▸ **What is needed**: Reproduce the listing below word for word, line by line, changing nothing.

▸ **Stored data**:
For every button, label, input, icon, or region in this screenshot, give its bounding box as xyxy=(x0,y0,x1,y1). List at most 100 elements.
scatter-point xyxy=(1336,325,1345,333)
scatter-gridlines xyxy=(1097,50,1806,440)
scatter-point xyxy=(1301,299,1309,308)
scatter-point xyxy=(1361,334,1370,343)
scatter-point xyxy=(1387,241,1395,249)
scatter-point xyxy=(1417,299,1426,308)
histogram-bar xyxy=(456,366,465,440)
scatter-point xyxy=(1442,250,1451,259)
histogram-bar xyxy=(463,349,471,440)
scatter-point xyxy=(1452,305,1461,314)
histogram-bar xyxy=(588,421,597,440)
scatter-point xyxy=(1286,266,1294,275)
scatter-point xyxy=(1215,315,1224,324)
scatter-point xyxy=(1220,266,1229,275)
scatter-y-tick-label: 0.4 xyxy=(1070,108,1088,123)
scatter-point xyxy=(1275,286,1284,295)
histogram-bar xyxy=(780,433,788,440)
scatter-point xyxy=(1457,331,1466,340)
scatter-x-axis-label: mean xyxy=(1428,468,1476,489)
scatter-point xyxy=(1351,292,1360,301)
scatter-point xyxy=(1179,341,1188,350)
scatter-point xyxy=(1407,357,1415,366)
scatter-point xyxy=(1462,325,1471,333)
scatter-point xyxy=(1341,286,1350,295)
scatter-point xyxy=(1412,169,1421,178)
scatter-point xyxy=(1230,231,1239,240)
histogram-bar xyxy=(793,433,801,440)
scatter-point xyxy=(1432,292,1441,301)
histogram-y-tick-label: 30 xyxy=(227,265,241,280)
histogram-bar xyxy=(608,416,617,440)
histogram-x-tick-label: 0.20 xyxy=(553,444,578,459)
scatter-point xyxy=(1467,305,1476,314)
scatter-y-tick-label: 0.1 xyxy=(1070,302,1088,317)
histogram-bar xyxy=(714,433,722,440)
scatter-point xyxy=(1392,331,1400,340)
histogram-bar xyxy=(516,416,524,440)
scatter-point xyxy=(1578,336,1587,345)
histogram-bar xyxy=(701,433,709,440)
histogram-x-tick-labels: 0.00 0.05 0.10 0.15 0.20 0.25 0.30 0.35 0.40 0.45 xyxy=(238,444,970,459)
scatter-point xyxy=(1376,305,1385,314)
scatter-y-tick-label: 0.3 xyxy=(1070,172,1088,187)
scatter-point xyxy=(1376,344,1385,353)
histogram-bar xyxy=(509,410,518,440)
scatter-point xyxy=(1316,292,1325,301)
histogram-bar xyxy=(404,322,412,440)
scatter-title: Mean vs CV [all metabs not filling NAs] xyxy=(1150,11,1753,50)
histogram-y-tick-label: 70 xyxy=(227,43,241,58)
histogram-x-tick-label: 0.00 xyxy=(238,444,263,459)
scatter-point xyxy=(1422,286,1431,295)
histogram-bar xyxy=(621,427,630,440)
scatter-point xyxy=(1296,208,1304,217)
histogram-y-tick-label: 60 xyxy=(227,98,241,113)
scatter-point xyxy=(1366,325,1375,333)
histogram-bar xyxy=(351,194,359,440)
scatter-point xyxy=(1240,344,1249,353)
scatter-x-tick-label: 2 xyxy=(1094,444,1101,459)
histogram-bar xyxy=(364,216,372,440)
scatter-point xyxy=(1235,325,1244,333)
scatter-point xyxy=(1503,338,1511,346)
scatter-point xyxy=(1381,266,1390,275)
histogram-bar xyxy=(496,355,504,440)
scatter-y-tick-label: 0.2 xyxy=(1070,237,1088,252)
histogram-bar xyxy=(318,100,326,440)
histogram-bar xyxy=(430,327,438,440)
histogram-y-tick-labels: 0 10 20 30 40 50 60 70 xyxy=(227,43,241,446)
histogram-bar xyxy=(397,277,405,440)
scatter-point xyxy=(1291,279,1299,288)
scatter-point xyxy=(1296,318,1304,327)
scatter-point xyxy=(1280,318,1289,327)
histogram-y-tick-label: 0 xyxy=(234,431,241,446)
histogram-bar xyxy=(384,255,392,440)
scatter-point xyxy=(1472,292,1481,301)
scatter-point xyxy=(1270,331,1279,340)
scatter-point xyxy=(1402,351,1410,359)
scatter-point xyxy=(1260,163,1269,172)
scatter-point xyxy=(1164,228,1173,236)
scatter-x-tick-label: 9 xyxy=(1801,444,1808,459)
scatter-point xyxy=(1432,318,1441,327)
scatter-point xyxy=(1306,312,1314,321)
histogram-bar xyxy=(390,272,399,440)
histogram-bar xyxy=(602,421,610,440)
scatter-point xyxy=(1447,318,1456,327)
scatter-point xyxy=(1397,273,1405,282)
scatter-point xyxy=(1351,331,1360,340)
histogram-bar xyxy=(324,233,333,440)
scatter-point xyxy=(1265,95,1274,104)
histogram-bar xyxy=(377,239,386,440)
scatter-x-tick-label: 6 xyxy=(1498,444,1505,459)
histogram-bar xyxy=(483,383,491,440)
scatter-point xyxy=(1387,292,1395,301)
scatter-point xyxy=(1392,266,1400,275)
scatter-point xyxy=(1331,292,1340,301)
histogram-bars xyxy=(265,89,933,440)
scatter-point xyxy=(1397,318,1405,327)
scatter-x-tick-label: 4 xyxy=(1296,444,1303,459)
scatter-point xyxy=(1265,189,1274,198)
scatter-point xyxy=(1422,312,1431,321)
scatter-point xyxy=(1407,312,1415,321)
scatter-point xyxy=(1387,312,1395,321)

▸ **The completed task**:
For every button, label, input, icon, or region in this screenshot, give its bounding box as xyxy=(x0,y0,x1,y1). List at most 100 elements.
scatter-point xyxy=(1336,325,1345,333)
scatter-gridlines xyxy=(1097,50,1806,440)
scatter-point xyxy=(1301,299,1309,308)
scatter-point xyxy=(1361,334,1370,343)
scatter-point xyxy=(1387,241,1395,249)
scatter-point xyxy=(1417,299,1426,308)
histogram-bar xyxy=(456,366,465,440)
scatter-point xyxy=(1442,250,1451,259)
histogram-bar xyxy=(463,349,471,440)
scatter-point xyxy=(1452,305,1461,314)
histogram-bar xyxy=(588,421,597,440)
scatter-point xyxy=(1286,266,1294,275)
scatter-point xyxy=(1215,315,1224,324)
scatter-point xyxy=(1220,266,1229,275)
scatter-y-tick-label: 0.4 xyxy=(1070,108,1088,123)
scatter-point xyxy=(1275,286,1284,295)
histogram-bar xyxy=(780,433,788,440)
scatter-point xyxy=(1457,331,1466,340)
scatter-x-axis-label: mean xyxy=(1428,468,1476,489)
scatter-point xyxy=(1351,292,1360,301)
scatter-point xyxy=(1179,341,1188,350)
scatter-point xyxy=(1407,357,1415,366)
scatter-point xyxy=(1462,325,1471,333)
scatter-point xyxy=(1341,286,1350,295)
scatter-point xyxy=(1412,169,1421,178)
scatter-point xyxy=(1230,231,1239,240)
histogram-bar xyxy=(793,433,801,440)
scatter-point xyxy=(1432,292,1441,301)
histogram-y-tick-label: 30 xyxy=(227,265,241,280)
histogram-bar xyxy=(608,416,617,440)
histogram-x-tick-label: 0.20 xyxy=(553,444,578,459)
scatter-point xyxy=(1467,305,1476,314)
scatter-y-tick-label: 0.1 xyxy=(1070,302,1088,317)
histogram-bar xyxy=(714,433,722,440)
scatter-point xyxy=(1392,331,1400,340)
histogram-bar xyxy=(516,416,524,440)
scatter-point xyxy=(1578,336,1587,345)
histogram-bar xyxy=(701,433,709,440)
histogram-x-tick-labels: 0.00 0.05 0.10 0.15 0.20 0.25 0.30 0.35 0.40 0.45 xyxy=(238,444,970,459)
scatter-point xyxy=(1376,305,1385,314)
scatter-y-tick-label: 0.3 xyxy=(1070,172,1088,187)
scatter-point xyxy=(1376,344,1385,353)
histogram-bar xyxy=(509,410,518,440)
scatter-point xyxy=(1316,292,1325,301)
histogram-bar xyxy=(404,322,412,440)
scatter-title: Mean vs CV [all metabs not filling NAs] xyxy=(1150,11,1753,50)
histogram-y-tick-label: 70 xyxy=(227,43,241,58)
histogram-x-tick-label: 0.00 xyxy=(238,444,263,459)
scatter-point xyxy=(1422,286,1431,295)
histogram-bar xyxy=(621,427,630,440)
scatter-point xyxy=(1296,208,1304,217)
histogram-y-tick-label: 60 xyxy=(227,98,241,113)
scatter-point xyxy=(1366,325,1375,333)
histogram-bar xyxy=(351,194,359,440)
scatter-point xyxy=(1240,344,1249,353)
scatter-x-tick-label: 2 xyxy=(1094,444,1101,459)
histogram-bar xyxy=(364,216,372,440)
scatter-point xyxy=(1235,325,1244,333)
scatter-point xyxy=(1503,338,1511,346)
scatter-point xyxy=(1381,266,1390,275)
histogram-bar xyxy=(496,355,504,440)
scatter-y-tick-label: 0.2 xyxy=(1070,237,1088,252)
histogram-bar xyxy=(318,100,326,440)
histogram-bar xyxy=(430,327,438,440)
histogram-y-tick-labels: 0 10 20 30 40 50 60 70 xyxy=(227,43,241,446)
histogram-bar xyxy=(397,277,405,440)
scatter-point xyxy=(1291,279,1299,288)
scatter-point xyxy=(1296,318,1304,327)
scatter-point xyxy=(1280,318,1289,327)
histogram-y-tick-label: 0 xyxy=(234,431,241,446)
histogram-bar xyxy=(384,255,392,440)
scatter-point xyxy=(1472,292,1481,301)
scatter-point xyxy=(1270,331,1279,340)
scatter-point xyxy=(1402,351,1410,359)
scatter-point xyxy=(1260,163,1269,172)
scatter-point xyxy=(1164,228,1173,236)
scatter-x-tick-label: 9 xyxy=(1801,444,1808,459)
scatter-point xyxy=(1432,318,1441,327)
scatter-point xyxy=(1306,312,1314,321)
histogram-bar xyxy=(390,272,399,440)
histogram-bar xyxy=(602,421,610,440)
scatter-point xyxy=(1447,318,1456,327)
scatter-point xyxy=(1397,273,1405,282)
scatter-point xyxy=(1351,331,1360,340)
histogram-bar xyxy=(324,233,333,440)
scatter-point xyxy=(1265,95,1274,104)
histogram-bar xyxy=(377,239,386,440)
scatter-x-tick-label: 6 xyxy=(1498,444,1505,459)
histogram-bar xyxy=(483,383,491,440)
scatter-point xyxy=(1387,292,1395,301)
scatter-point xyxy=(1392,266,1400,275)
scatter-point xyxy=(1331,292,1340,301)
histogram-bars xyxy=(265,89,933,440)
scatter-point xyxy=(1397,318,1405,327)
scatter-x-tick-label: 4 xyxy=(1296,444,1303,459)
scatter-point xyxy=(1265,189,1274,198)
scatter-point xyxy=(1422,312,1431,321)
scatter-point xyxy=(1407,312,1415,321)
scatter-point xyxy=(1387,312,1395,321)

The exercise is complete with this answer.